■ **Part of a data file**:
• • • •

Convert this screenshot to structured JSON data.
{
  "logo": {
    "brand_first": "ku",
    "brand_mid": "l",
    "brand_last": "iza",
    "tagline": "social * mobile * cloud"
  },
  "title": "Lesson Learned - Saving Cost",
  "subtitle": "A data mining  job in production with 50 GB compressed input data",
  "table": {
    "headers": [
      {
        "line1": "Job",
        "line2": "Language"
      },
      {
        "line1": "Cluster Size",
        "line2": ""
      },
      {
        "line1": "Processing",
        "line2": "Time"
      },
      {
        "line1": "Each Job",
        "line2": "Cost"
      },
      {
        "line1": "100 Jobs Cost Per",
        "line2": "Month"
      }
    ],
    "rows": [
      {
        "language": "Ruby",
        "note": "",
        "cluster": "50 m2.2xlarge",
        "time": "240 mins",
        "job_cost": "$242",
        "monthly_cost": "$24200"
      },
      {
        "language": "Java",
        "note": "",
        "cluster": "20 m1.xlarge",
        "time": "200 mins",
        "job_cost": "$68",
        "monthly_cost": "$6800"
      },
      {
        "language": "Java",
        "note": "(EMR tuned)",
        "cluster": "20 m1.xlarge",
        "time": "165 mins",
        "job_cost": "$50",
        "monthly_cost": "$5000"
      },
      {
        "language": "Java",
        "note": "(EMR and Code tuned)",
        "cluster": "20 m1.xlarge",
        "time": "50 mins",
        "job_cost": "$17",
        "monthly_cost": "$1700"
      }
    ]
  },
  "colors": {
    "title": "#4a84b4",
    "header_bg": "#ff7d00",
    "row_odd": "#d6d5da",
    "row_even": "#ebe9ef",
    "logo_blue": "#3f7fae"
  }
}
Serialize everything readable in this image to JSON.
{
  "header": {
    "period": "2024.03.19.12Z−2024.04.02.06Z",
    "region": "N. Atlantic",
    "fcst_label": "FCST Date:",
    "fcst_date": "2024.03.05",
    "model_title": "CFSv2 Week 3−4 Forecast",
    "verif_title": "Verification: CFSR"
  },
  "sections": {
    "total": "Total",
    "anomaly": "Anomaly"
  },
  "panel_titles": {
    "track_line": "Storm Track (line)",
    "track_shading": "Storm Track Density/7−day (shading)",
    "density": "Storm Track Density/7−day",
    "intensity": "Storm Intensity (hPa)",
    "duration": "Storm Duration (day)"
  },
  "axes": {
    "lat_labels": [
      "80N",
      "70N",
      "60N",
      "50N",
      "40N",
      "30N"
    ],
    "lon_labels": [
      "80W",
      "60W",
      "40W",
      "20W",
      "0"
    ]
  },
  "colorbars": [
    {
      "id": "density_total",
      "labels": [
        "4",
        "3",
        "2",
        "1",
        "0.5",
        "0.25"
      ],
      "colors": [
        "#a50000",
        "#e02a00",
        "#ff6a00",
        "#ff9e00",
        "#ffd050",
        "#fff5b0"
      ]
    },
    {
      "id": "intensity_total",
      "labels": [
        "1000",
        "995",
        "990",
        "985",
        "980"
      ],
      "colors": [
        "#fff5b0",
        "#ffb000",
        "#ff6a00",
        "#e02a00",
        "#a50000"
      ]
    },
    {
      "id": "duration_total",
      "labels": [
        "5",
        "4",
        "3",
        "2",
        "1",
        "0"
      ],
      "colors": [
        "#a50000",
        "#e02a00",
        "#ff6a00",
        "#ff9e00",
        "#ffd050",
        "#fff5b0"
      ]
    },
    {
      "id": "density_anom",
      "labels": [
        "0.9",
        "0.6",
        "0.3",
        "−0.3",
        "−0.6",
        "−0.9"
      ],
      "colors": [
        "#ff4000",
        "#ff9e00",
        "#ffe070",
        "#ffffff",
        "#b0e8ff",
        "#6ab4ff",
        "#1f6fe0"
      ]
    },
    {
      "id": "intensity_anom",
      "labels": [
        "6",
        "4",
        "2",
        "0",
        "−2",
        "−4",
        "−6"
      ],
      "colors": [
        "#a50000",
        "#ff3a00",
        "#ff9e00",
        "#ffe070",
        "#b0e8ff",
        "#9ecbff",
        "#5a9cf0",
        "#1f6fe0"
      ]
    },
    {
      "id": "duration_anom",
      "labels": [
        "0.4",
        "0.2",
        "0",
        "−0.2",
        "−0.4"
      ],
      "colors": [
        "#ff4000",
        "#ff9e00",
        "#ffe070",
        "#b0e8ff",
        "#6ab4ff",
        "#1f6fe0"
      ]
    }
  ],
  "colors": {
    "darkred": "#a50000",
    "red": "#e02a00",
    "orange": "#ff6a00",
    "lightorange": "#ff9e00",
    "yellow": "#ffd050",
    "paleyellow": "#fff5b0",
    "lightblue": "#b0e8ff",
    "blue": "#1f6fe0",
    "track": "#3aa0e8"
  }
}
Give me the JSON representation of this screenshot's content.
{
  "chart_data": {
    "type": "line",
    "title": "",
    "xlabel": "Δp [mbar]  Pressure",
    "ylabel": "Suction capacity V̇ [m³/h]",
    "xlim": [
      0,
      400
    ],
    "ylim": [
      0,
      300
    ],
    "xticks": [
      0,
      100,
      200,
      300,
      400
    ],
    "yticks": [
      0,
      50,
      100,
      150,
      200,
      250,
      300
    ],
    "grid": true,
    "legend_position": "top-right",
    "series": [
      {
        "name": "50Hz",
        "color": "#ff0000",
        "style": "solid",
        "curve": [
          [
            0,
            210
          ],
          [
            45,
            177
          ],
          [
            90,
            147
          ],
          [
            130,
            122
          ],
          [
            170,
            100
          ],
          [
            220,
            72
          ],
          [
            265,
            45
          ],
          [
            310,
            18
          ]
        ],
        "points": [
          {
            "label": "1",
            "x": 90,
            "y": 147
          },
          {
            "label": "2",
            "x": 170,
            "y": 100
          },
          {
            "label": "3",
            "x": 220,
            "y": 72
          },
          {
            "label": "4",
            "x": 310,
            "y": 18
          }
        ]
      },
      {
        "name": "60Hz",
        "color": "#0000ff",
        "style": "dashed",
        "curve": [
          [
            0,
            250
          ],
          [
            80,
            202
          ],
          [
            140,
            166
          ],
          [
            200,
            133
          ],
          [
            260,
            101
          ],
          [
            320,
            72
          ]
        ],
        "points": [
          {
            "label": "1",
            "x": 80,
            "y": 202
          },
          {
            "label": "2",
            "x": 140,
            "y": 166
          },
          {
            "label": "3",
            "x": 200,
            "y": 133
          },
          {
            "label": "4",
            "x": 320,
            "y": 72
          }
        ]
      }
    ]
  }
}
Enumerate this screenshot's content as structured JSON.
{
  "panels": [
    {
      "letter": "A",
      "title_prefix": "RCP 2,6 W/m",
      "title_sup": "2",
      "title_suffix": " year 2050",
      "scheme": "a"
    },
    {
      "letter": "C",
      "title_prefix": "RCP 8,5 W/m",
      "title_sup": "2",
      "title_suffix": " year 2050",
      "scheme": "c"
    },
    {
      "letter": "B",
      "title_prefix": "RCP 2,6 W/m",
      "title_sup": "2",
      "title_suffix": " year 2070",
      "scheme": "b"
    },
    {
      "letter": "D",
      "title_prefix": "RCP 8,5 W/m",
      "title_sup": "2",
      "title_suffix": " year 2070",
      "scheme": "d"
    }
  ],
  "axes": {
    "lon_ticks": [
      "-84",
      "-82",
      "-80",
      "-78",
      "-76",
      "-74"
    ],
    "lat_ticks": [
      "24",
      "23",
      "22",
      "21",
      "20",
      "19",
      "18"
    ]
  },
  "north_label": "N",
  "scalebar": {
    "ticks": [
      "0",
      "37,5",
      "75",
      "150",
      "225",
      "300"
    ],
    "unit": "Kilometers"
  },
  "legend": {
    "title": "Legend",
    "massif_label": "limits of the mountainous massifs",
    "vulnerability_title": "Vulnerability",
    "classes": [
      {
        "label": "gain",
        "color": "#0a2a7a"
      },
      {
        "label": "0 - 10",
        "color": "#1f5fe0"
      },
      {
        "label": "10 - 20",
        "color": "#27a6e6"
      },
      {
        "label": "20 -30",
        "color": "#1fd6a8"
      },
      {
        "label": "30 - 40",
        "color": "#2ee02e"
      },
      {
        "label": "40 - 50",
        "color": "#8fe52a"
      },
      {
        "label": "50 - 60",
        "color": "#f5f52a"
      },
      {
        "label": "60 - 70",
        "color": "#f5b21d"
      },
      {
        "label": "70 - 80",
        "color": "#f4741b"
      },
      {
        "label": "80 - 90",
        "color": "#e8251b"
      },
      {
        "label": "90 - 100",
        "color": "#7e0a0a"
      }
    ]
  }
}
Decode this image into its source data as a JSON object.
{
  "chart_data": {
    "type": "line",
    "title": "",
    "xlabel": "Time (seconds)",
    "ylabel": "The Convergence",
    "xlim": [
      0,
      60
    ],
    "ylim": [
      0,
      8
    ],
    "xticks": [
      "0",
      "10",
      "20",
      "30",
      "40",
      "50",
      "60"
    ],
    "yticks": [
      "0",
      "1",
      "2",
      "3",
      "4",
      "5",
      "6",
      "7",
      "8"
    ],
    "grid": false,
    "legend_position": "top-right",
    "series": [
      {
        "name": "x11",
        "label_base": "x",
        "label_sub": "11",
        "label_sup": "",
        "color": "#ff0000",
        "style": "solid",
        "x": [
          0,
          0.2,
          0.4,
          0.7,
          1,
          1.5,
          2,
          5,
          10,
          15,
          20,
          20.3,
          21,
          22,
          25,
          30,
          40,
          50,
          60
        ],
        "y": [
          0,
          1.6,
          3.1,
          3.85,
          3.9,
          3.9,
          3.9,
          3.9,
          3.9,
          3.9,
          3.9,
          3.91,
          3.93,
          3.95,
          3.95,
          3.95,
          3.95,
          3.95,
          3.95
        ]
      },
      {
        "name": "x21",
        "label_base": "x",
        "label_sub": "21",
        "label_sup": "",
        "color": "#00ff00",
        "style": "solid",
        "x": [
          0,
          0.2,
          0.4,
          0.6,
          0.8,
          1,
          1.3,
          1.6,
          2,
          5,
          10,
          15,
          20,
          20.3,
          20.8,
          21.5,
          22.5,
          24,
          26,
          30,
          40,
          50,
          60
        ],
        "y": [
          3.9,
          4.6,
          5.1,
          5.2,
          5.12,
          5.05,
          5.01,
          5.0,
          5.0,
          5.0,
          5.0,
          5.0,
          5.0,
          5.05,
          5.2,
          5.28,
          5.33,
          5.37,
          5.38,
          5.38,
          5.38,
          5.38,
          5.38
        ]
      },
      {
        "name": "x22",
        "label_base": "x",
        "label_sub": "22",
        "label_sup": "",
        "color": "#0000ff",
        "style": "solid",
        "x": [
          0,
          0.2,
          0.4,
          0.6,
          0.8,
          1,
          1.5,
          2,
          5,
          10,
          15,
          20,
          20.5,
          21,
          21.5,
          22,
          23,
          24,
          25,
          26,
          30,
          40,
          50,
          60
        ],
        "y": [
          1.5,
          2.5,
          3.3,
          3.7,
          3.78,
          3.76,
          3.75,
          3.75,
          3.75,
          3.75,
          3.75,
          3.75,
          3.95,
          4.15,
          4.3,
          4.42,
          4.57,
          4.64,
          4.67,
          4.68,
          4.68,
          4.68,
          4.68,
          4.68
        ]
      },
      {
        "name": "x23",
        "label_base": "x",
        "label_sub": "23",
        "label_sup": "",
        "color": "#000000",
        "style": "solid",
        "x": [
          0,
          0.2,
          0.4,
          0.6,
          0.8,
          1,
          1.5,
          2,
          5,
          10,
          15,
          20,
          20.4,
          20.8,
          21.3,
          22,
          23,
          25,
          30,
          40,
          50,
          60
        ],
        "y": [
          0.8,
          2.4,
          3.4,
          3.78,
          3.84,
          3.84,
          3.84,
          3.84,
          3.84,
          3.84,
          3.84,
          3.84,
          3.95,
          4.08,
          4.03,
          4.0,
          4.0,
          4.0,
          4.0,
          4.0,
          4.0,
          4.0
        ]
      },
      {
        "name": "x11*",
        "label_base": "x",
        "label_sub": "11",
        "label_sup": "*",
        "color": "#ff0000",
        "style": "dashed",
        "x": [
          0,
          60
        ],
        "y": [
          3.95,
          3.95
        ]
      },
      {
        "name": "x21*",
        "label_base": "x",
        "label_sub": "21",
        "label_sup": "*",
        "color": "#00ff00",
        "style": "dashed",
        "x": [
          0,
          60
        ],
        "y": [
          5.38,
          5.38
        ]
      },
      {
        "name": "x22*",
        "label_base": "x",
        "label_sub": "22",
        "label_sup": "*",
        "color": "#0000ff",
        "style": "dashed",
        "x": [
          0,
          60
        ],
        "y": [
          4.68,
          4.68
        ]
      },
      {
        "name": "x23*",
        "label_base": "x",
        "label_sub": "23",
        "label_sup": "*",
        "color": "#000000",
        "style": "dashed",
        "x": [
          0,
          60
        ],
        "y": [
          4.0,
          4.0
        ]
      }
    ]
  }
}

• • • •

■ **Exercise aim**: Extract every line containing the string "Storm" from the data above.

■ **Written answer**:
    "track_line": "Storm Track (line)",
    "track_shading": "Storm Track Density/7−day (shading)",
    "density": "Storm Track Density/7−day",
    "intensity": "Storm Intensity (hPa)",
    "duration": "Storm Duration (day)"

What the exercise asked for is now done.